* **DIRECTIONS**: Seek out every line containing the word "Hybrid", and copy each.

* **RECORDS PROVIDED**:
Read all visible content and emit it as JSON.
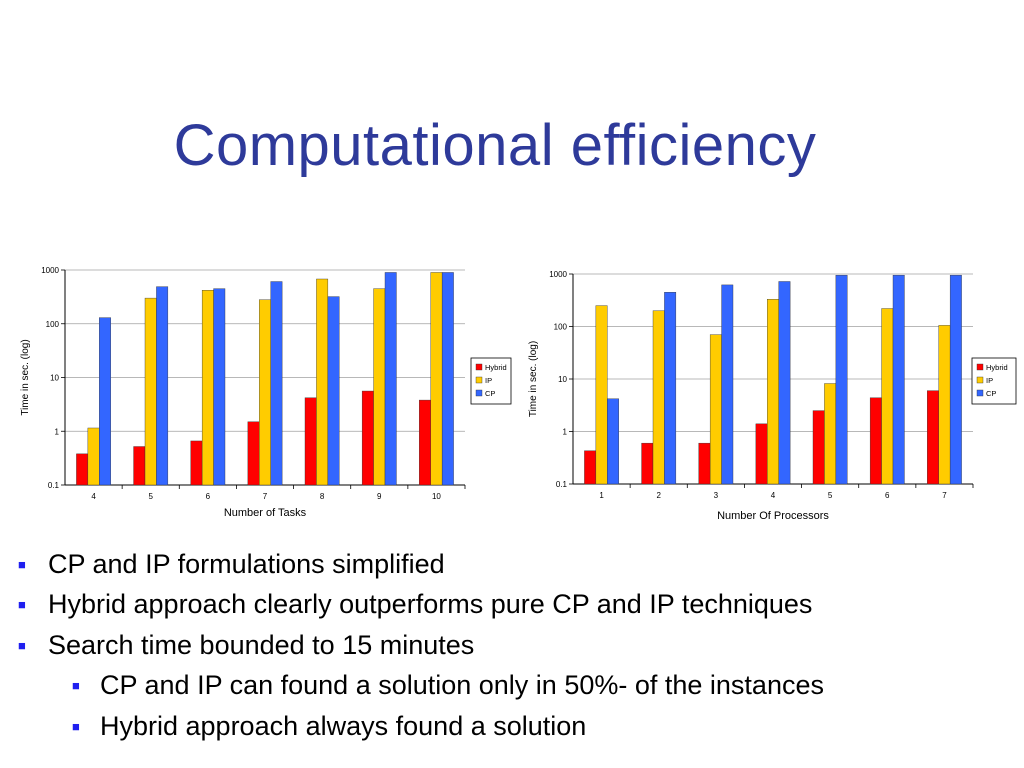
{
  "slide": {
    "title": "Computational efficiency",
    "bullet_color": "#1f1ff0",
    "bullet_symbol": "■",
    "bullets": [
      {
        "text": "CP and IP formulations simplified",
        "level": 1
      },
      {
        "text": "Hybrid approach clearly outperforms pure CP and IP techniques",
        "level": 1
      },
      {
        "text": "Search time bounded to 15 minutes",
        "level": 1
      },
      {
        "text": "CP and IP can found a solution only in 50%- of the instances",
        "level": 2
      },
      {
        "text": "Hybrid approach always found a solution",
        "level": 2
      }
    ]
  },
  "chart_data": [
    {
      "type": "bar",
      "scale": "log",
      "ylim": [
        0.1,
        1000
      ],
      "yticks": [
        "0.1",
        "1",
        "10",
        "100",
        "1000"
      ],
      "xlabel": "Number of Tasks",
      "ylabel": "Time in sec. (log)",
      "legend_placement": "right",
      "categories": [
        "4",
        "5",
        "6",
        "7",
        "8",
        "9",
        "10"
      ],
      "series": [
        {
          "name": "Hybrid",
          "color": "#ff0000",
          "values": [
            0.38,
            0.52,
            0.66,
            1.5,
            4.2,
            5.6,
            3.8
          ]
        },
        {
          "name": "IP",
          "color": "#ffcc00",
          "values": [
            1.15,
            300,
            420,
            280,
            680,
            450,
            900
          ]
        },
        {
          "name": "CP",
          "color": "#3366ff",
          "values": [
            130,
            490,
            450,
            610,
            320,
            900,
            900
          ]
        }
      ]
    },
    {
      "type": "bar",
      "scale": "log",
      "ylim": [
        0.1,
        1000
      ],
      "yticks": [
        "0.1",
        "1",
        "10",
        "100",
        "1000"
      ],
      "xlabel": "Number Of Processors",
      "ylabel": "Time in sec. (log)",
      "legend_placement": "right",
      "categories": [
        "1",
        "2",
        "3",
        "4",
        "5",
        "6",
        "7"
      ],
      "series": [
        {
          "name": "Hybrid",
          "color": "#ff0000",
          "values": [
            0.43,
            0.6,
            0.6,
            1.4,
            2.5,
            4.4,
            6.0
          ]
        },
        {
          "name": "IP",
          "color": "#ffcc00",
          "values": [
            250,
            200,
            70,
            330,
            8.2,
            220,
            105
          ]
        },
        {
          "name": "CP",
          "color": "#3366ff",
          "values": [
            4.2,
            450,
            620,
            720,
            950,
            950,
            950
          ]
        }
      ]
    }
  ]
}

==

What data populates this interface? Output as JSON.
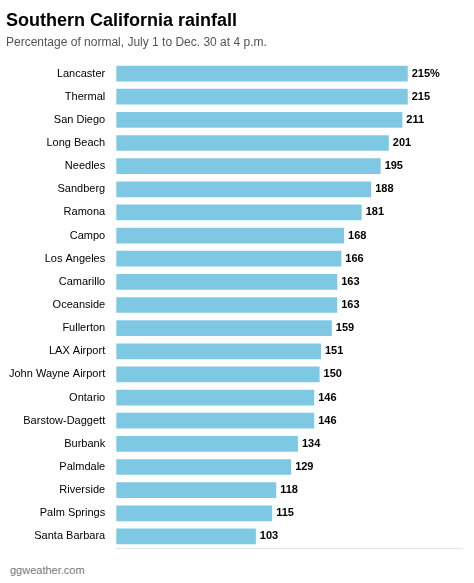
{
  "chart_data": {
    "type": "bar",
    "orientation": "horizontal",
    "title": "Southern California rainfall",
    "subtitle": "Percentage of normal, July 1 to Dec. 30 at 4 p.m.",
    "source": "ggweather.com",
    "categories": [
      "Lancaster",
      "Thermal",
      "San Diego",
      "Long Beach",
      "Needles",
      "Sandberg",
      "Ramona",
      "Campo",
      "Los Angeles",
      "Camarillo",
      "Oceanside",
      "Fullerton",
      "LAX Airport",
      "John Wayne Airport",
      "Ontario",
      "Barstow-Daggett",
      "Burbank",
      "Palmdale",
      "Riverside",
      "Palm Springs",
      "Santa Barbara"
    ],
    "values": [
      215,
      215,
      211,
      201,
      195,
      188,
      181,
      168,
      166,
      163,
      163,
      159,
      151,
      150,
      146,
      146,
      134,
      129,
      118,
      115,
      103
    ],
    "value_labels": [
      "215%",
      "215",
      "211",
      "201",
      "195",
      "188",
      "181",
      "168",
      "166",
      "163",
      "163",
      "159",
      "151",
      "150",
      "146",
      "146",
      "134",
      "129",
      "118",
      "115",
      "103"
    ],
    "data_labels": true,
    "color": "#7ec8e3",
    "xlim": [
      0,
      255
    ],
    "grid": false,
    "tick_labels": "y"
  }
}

* **REPLY**:
        "text": "Hybrid approach clearly outperforms pure CP and IP techniques",
        "text": "Hybrid approach always found a solution",
          "name": "Hybrid",
          "name": "Hybrid",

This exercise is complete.